> **To do**:
1 - According to the article about the lunch with Warren Buffett, in which state is Omaha located?
2 - Write a continuation of the article about the lunch with Warren Buffett, starting after its last sentence.

> **Reading passage**:
------------------------------------------------------------------------
Lunch For Million: Why Do Businessmen Spend a Fortune For a Meeting With Warren Buffett?
On 3rd June, the founder of Tron Justin Sun announced he had won Buffett's online charity auction. He donated $4 567 888 for lunch with "a titan of investment." In an open letter to the community, which is posted on Medium, Sun explains what he expects from this meeting. To cut a long story short, he "looks at the upcoming lunch with Buffett as an opportunity to seek mutual understanding and growth" — CEO Tron hopes he will be able to convince the investor that blockchain and cryptocurrencies worth his attention. Seven leaders of the blockchain industry will join Sun and Buffett and they will have lunch all together.
Here is Justin Sun's recent tweet about the upcoming lunch:
"Oracle from Omaha" — who is he and what does he think about bitcoin?
Warren Buffet is one of the world's most successful investors. He runs an investment fund Berkshire Hathaway, which owns more than 60 companies, including Geico, Duracell and Dairy Queen. Buffett's fund is considered one of the biggest companies in the S&P 500 index, which puts it among with Apple, Alphabet and Amazon.
Today Warren Buffett has a wealth of approximately 85 billion dollars. He is known as the "Oracle of Omaha" for his incredible flair for profitable investments. Omaha is a city in the state of Nebraska where Buffett was born.
------------------------------------------------------------------------
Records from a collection
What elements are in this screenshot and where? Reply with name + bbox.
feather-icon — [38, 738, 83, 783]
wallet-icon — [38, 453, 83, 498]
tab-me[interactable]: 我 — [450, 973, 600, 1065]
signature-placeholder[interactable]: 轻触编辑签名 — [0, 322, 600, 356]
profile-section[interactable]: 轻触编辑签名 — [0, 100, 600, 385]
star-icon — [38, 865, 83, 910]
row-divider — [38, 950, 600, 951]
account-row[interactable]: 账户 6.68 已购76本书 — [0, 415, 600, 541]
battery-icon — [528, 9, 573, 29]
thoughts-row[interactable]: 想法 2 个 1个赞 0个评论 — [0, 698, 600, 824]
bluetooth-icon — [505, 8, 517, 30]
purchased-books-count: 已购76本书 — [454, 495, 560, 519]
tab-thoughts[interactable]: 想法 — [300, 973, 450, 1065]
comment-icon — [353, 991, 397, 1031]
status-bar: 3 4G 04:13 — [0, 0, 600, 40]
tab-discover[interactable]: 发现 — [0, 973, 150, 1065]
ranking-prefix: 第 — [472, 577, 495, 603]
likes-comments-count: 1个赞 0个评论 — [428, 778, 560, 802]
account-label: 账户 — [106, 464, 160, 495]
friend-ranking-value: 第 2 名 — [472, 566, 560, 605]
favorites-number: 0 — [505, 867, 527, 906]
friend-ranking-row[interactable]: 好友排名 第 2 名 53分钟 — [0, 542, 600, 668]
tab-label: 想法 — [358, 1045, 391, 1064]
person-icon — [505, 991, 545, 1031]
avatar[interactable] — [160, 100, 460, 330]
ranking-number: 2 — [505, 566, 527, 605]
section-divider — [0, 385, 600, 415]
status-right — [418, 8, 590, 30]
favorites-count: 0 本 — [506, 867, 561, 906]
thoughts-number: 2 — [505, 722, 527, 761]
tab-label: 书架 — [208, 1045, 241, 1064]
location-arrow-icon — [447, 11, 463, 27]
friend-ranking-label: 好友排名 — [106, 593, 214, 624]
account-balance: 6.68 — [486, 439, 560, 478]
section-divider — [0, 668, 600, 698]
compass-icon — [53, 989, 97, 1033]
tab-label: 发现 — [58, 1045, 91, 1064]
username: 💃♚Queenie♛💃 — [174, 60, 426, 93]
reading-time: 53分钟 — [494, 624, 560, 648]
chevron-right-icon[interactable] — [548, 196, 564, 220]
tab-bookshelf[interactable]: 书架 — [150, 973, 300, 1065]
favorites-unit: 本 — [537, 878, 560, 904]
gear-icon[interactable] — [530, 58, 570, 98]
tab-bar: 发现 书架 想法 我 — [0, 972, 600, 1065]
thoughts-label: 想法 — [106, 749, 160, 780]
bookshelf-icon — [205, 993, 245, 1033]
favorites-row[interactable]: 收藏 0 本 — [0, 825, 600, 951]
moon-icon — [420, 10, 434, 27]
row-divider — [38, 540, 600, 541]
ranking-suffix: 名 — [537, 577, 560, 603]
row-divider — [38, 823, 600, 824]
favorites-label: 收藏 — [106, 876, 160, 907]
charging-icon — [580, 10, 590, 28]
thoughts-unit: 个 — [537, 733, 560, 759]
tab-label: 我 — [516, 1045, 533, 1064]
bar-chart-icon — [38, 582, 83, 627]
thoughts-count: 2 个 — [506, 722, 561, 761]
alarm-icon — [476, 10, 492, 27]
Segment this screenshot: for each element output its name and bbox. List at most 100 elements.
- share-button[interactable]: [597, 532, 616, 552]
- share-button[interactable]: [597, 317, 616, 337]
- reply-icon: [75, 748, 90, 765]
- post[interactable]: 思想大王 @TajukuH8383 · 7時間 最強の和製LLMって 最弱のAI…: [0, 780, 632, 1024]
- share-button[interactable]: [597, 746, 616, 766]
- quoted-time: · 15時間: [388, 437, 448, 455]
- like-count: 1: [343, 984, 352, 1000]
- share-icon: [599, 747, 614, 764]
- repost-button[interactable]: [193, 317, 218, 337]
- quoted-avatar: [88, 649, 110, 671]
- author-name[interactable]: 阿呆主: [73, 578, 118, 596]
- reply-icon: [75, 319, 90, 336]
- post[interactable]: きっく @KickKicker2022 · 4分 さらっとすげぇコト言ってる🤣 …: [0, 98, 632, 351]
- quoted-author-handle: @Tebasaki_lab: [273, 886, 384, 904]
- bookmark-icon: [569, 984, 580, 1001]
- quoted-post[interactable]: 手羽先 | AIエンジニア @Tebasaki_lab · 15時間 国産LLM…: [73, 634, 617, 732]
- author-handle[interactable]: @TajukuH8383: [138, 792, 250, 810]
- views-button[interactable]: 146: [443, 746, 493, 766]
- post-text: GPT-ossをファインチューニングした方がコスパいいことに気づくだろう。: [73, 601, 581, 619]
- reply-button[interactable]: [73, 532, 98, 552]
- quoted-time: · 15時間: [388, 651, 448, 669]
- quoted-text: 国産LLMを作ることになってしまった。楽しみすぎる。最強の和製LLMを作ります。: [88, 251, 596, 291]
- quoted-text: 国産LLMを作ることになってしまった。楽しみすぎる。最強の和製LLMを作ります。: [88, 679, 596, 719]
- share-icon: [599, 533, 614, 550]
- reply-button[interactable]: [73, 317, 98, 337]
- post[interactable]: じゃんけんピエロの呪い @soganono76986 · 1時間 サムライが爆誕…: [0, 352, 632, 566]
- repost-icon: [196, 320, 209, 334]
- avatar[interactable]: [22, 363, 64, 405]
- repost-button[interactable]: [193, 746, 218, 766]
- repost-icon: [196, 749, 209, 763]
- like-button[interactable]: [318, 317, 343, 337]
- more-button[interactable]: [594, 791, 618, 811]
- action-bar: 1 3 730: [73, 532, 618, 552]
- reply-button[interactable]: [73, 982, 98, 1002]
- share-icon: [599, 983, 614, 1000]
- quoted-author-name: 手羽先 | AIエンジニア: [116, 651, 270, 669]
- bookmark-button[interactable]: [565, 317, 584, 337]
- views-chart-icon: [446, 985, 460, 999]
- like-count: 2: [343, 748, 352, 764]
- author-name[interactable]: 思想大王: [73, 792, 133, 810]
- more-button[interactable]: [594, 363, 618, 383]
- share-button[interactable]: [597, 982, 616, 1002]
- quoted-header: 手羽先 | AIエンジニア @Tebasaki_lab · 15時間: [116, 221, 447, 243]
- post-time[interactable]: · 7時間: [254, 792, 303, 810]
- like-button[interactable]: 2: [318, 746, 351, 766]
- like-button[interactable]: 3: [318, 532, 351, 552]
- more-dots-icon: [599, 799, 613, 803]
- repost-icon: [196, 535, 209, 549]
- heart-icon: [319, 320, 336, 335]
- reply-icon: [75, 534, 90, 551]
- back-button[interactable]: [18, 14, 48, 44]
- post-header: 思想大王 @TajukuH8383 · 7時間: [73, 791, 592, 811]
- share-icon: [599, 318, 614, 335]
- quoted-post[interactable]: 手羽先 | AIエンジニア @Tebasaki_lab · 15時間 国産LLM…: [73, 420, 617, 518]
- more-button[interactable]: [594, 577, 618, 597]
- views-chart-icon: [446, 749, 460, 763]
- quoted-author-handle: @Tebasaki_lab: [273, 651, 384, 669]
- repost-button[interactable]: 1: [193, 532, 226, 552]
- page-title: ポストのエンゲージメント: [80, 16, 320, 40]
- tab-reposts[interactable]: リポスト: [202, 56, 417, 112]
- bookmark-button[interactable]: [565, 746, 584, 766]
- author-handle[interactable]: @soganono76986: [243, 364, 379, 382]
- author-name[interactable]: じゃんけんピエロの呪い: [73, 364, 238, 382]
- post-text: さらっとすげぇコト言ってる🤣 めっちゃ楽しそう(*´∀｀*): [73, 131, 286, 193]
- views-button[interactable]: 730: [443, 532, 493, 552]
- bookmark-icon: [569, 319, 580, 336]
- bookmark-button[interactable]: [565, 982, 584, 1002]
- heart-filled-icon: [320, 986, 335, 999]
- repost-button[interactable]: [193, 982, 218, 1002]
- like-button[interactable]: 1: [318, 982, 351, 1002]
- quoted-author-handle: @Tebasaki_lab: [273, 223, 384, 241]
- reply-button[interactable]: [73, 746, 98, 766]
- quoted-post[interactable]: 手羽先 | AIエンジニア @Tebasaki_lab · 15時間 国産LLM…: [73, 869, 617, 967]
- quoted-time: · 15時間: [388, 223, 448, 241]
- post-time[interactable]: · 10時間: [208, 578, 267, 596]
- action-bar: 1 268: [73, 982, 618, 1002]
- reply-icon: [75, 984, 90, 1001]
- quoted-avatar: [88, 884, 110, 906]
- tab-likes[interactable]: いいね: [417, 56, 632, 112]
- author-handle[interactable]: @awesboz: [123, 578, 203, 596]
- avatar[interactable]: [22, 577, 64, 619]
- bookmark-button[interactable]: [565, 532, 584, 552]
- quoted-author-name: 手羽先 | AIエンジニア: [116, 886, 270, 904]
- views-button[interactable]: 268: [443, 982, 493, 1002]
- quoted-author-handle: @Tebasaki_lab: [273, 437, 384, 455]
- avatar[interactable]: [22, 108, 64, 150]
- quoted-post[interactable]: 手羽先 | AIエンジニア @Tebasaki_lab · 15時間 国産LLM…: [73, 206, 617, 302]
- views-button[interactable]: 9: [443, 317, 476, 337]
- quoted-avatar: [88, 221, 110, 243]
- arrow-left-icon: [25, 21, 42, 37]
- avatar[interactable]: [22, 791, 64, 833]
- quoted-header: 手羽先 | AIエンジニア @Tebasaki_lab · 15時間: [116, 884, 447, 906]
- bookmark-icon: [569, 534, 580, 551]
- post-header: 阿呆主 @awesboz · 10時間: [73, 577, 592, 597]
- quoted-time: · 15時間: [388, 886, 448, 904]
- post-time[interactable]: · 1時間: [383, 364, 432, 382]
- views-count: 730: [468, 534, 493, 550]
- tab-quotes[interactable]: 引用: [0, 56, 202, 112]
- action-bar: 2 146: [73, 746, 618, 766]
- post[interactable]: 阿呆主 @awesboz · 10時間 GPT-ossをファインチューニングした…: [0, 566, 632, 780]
------------------------------------------------------------------------
> **Outputs in order**:
1 - Omaha is in the state of Nebraska.

2 -
According to the "king of investments," there is no unique value in cryptocurrencies and bitcoin is "probably rat poison squared." Anyway, in an interview with CNBC, he called the bitcoin's underlying technology blockchain "important."
Is Buffett's auction a golden ticket?
From 2000 to the present day, Warren Buffett has been holding a charity auction. The winner gets an opportunity to eat out with him. The exact time and place of a future meeting with Justin Sun are not determined yet, but lunch usually takes place at the Smith & Wollensky steakhouse in New York. The only restriction is that the winner can not ask the "king of investments" for financial advice. The auction raises money for San Francisco-based charity Glide, which provides meals, shelter and other services for the area's poor.
Many people are dreaming of Warren Buffett to share an investment idea with them: Buffett knows how to handle money. To find out financial advice from the "oracle from Omaha," people often use various tricks and sycophancy, but Buffett ignores them. And yet, those who are lucky enough to see the great investor, feel extremely enthusiastic about this meeting. In 2008, Time magazine published a column by Guy Spair, a Zurich-based investor and CEO of Aquamarine Capital Management. He told in his column what it felt like to talk with the financial guru. Spair admitted that Buffett was very attentive, courteous and friendly and made plenty of interesting points, so spending $650,100 for this lunch "was a total bargain." Ted Weschler won the auction twice and during the second lunch he received an offer from Buffett to become one of the Berkshire's investment managers. What is interesting, he accepted it, despite the fact he succeeded in managing his own fund Peninsula. In total, the two meetings cost Weschler more than $ 5 million, but it seems that they paid off in the end.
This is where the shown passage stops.